> _DEINE AUFGABE_:
Gib bitte die Zeilen der Daten erneut wieder, beginnend mit der Zeile, die „List all visible“ enthält, und endend mit der Zeile, die „svg-text:62.75: 62.75 [865, 76, 895, 90]“ enthält. Tausche darin „components“ gegen „elements“ aus und lass alles andere unverändert.

> _DATENÜBERSICHT_:
━━━━

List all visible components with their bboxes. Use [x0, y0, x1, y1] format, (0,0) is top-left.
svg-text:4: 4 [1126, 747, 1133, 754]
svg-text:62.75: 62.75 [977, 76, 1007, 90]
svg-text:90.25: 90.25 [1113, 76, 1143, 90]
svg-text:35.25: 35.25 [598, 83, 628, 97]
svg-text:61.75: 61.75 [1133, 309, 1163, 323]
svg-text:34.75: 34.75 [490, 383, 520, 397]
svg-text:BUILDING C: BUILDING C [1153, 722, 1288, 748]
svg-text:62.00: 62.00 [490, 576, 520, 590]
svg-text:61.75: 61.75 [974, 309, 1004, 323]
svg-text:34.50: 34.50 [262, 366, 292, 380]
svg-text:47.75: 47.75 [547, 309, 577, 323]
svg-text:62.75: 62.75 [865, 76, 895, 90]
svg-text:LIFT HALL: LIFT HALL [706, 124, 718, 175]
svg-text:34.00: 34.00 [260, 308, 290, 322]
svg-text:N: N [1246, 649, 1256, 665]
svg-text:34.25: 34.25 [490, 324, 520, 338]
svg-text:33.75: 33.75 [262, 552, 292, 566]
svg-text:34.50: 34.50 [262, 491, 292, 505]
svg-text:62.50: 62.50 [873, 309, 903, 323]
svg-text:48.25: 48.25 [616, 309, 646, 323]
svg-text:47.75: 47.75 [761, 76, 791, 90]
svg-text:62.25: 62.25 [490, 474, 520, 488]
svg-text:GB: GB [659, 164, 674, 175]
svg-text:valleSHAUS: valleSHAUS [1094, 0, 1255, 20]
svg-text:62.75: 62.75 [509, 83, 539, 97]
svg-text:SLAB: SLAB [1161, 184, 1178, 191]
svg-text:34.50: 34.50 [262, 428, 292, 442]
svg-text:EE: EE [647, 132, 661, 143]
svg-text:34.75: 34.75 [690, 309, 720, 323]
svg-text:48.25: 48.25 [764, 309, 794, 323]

━━━━

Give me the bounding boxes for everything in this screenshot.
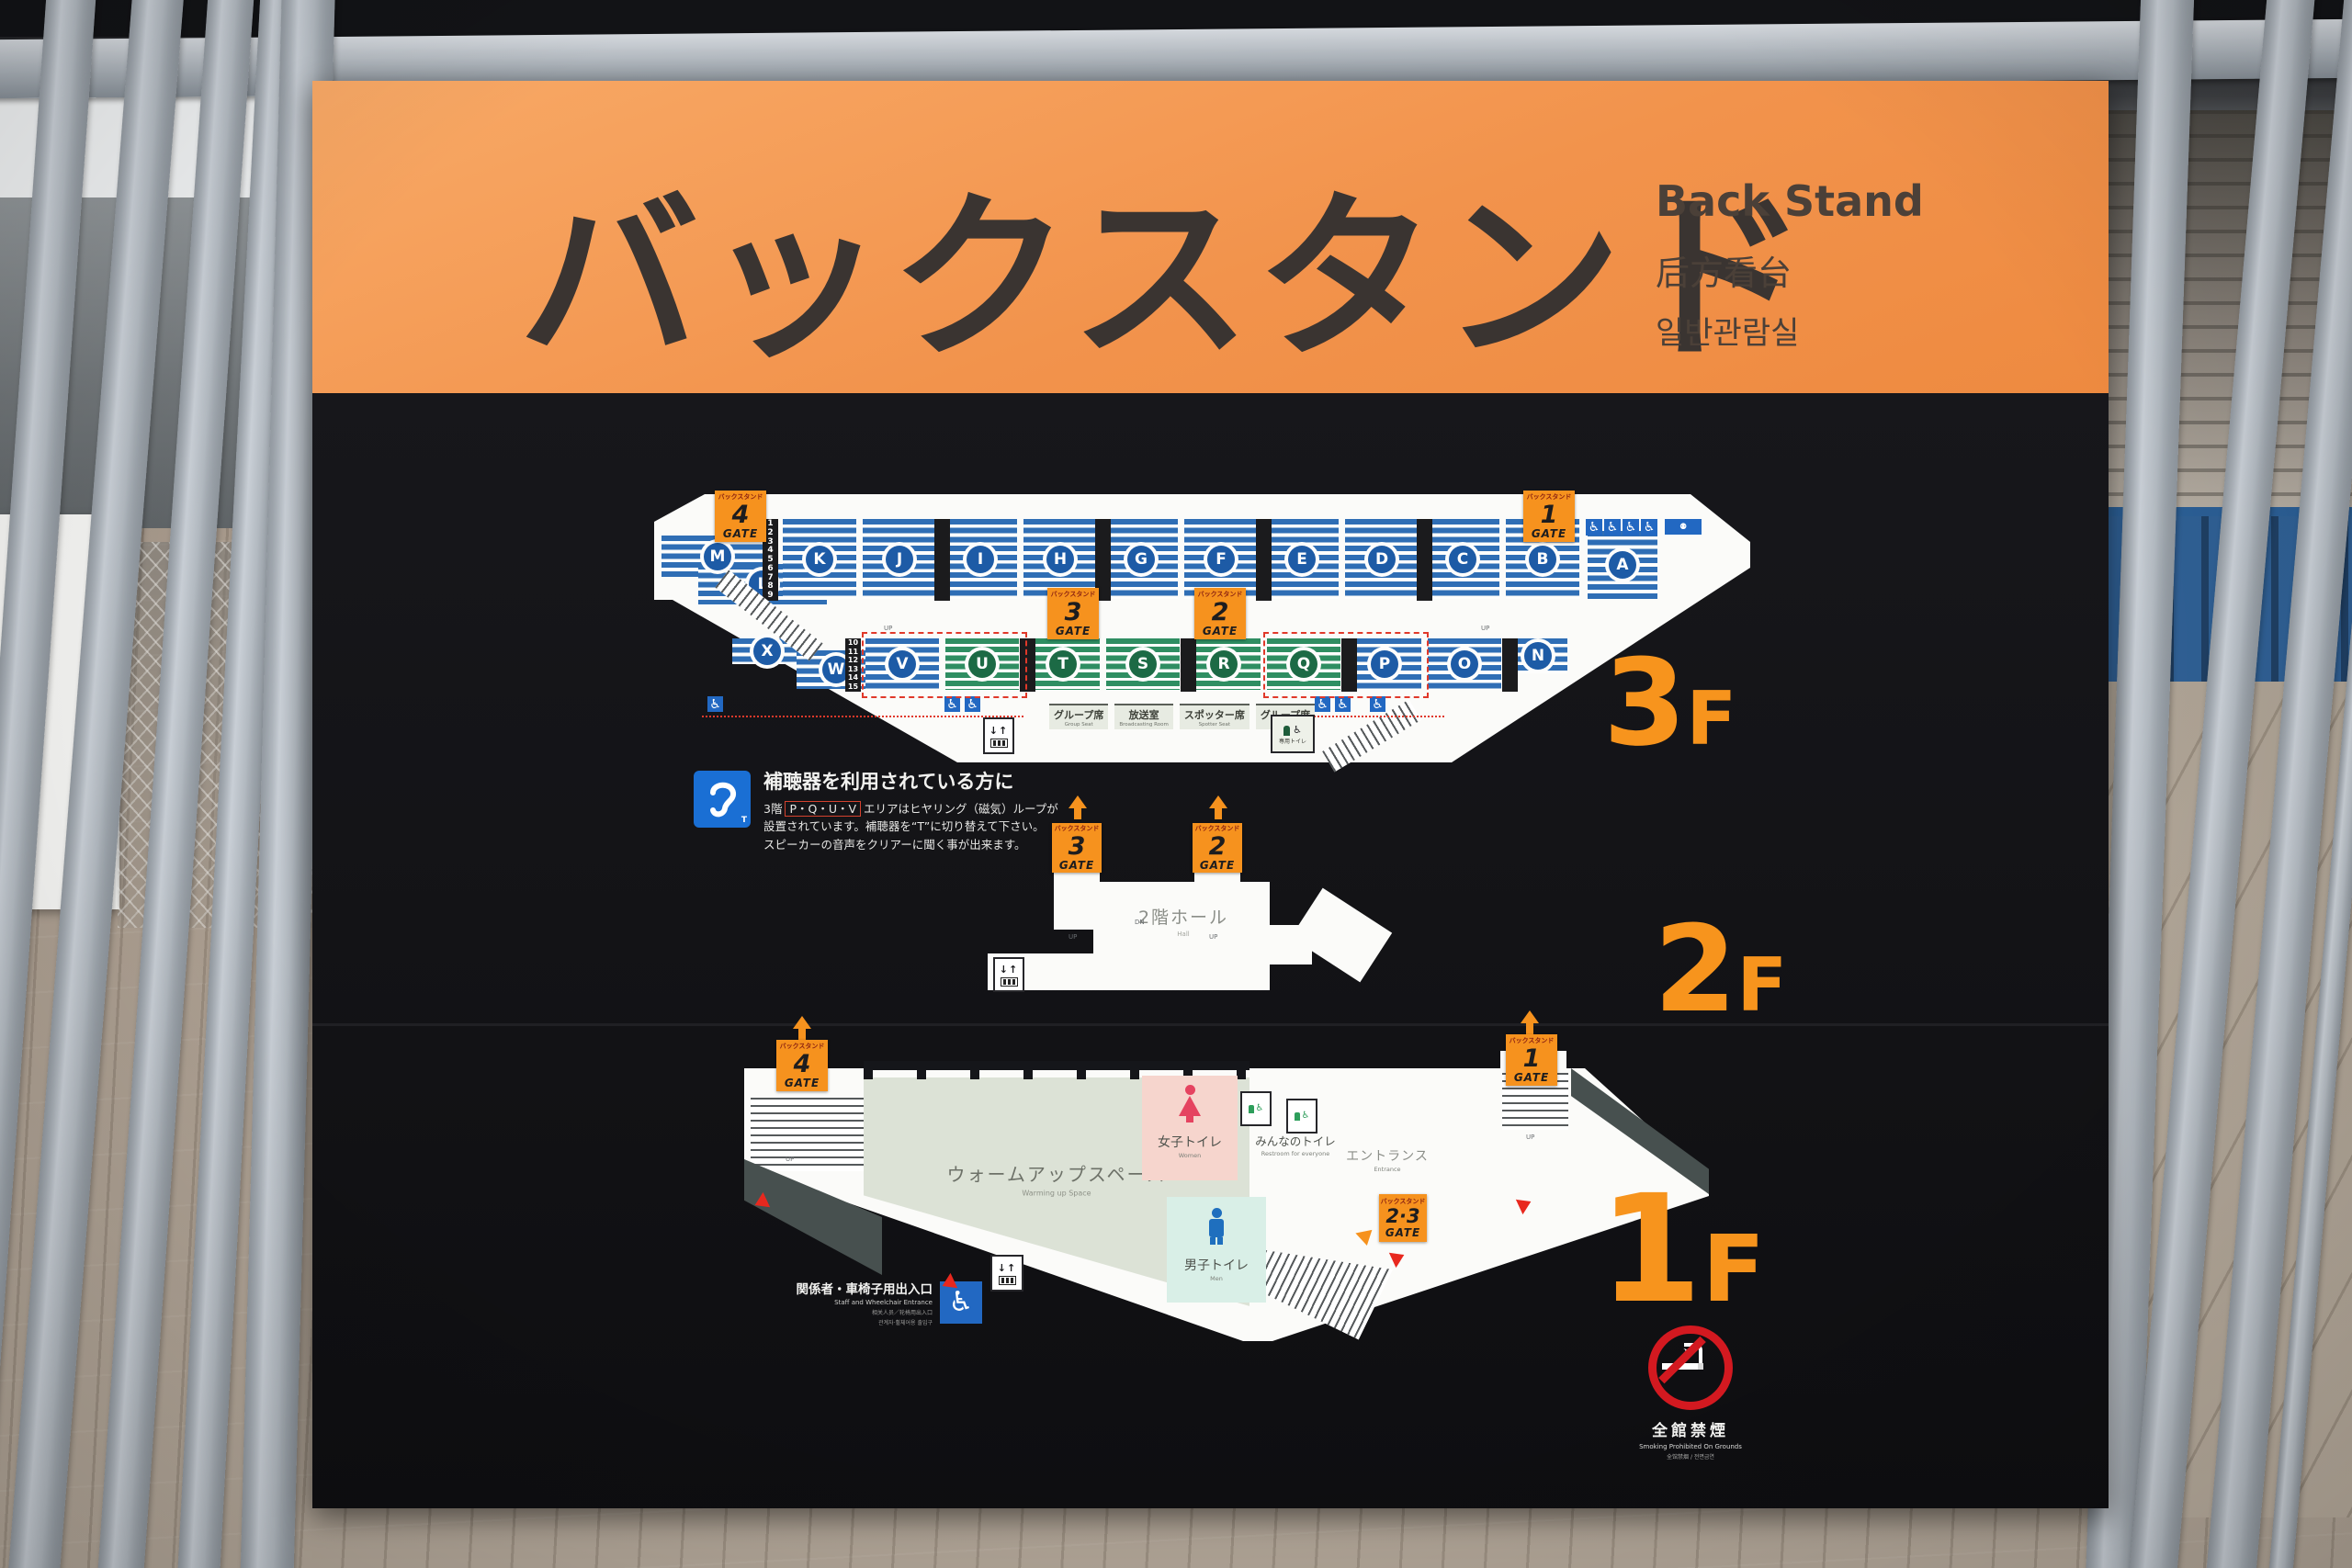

━━━━

> _LÖSUNG DER AUFGABE_:
List all visible elements with their bboxes. Use [x0, y0, x1, y1] format, (0,0) is top-left.
svg-text:4: 4 [1126, 747, 1133, 754]
svg-text:62.75: 62.75 [977, 76, 1007, 90]
svg-text:90.25: 90.25 [1113, 76, 1143, 90]
svg-text:35.25: 35.25 [598, 83, 628, 97]
svg-text:61.75: 61.75 [1133, 309, 1163, 323]
svg-text:34.75: 34.75 [490, 383, 520, 397]
svg-text:BUILDING C: BUILDING C [1153, 722, 1288, 748]
svg-text:62.00: 62.00 [490, 576, 520, 590]
svg-text:61.75: 61.75 [974, 309, 1004, 323]
svg-text:34.50: 34.50 [262, 366, 292, 380]
svg-text:47.75: 47.75 [547, 309, 577, 323]
svg-text:62.75: 62.75 [865, 76, 895, 90]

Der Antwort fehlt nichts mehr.